**Stated task**.
Select and reproduce each line of the listing below that bears the string "JSON".
━━━━━━━━
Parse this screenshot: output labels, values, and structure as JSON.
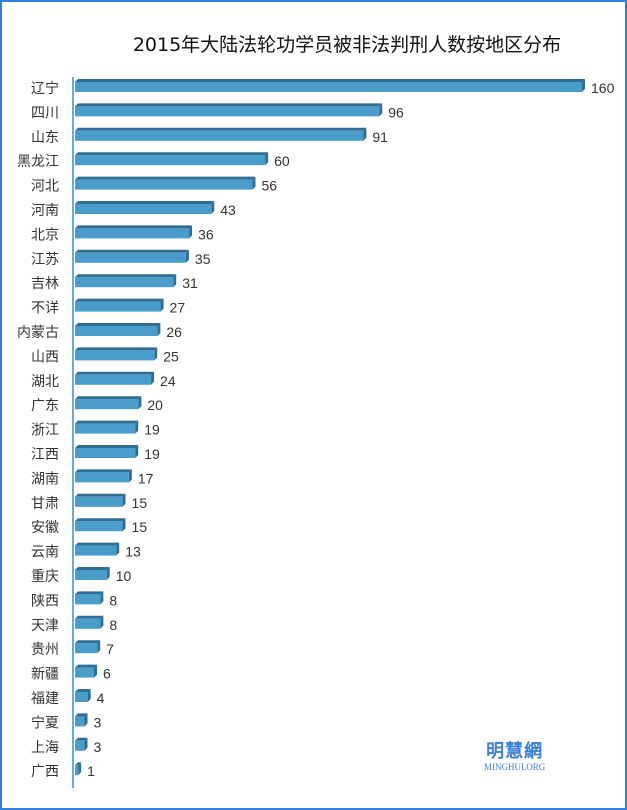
{
  "chart_data": {
    "type": "bar",
    "orientation": "horizontal",
    "title": "2015年大陆法轮功学员被非法判刑人数按地区分布",
    "categories": [
      "辽宁",
      "四川",
      "山东",
      "黑龙江",
      "河北",
      "河南",
      "北京",
      "江苏",
      "吉林",
      "不详",
      "内蒙古",
      "山西",
      "湖北",
      "广东",
      "浙江",
      "江西",
      "湖南",
      "甘肃",
      "安徽",
      "云南",
      "重庆",
      "陕西",
      "天津",
      "贵州",
      "新疆",
      "福建",
      "宁夏",
      "上海",
      "广西"
    ],
    "values": [
      160,
      96,
      91,
      60,
      56,
      43,
      36,
      35,
      31,
      27,
      26,
      25,
      24,
      20,
      19,
      19,
      17,
      15,
      15,
      13,
      10,
      8,
      8,
      7,
      6,
      4,
      3,
      3,
      1
    ],
    "xlim": [
      0,
      160
    ],
    "grid": false,
    "data_labels": true,
    "colors": {
      "bar": "#4a9ccb",
      "bar_top": "#2f6d93",
      "axis": "#6aaad8",
      "border": "#2f80e0"
    }
  },
  "watermark": {
    "cn": "明慧網",
    "en": "MINGHUI.ORG"
  }
}
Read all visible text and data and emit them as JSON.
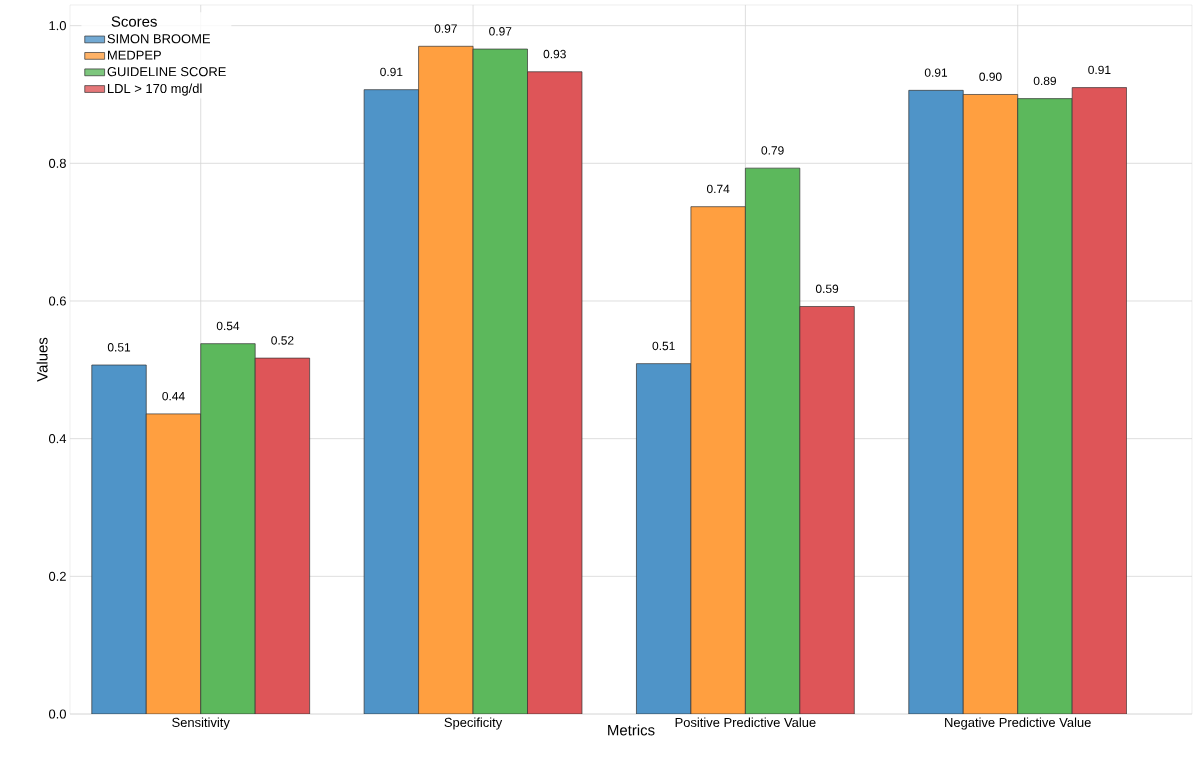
{
  "chart_data": {
    "type": "bar",
    "xlabel": "Metrics",
    "ylabel": "Values",
    "legend_title": "Scores",
    "categories": [
      "Sensitivity",
      "Specificity",
      "Positive Predictive Value",
      "Negative Predictive Value"
    ],
    "series": [
      {
        "name": "SIMON BROOME",
        "color": "#4f94c8",
        "values": [
          0.507,
          0.907,
          0.509,
          0.906
        ],
        "value_labels": [
          "0.51",
          "0.91",
          "0.51",
          "0.91"
        ]
      },
      {
        "name": "MEDPEP",
        "color": "#ff9f40",
        "values": [
          0.436,
          0.97,
          0.737,
          0.9
        ],
        "value_labels": [
          "0.44",
          "0.97",
          "0.74",
          "0.90"
        ]
      },
      {
        "name": "GUIDELINE SCORE",
        "color": "#5cb85c",
        "values": [
          0.538,
          0.966,
          0.793,
          0.894
        ],
        "value_labels": [
          "0.54",
          "0.97",
          "0.79",
          "0.89"
        ]
      },
      {
        "name": "LDL > 170 mg/dl",
        "color": "#de5558",
        "values": [
          0.517,
          0.933,
          0.592,
          0.91
        ],
        "value_labels": [
          "0.52",
          "0.93",
          "0.59",
          "0.91"
        ]
      }
    ],
    "ylim": [
      0,
      1.03
    ],
    "yticks": [
      {
        "value": 0,
        "label": "0.0"
      },
      {
        "value": 0.2,
        "label": "0.2"
      },
      {
        "value": 0.4,
        "label": "0.4"
      },
      {
        "value": 0.6,
        "label": "0.6"
      },
      {
        "value": 0.8,
        "label": "0.8"
      },
      {
        "value": 1.0,
        "label": "1.0"
      }
    ],
    "grid": true,
    "legend": "top left"
  }
}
━━━━━━━━
**Answer in full**.
Parse this screenshot: output labels, values, and structure as JSON.
Read all visible text and data and emit them as JSON.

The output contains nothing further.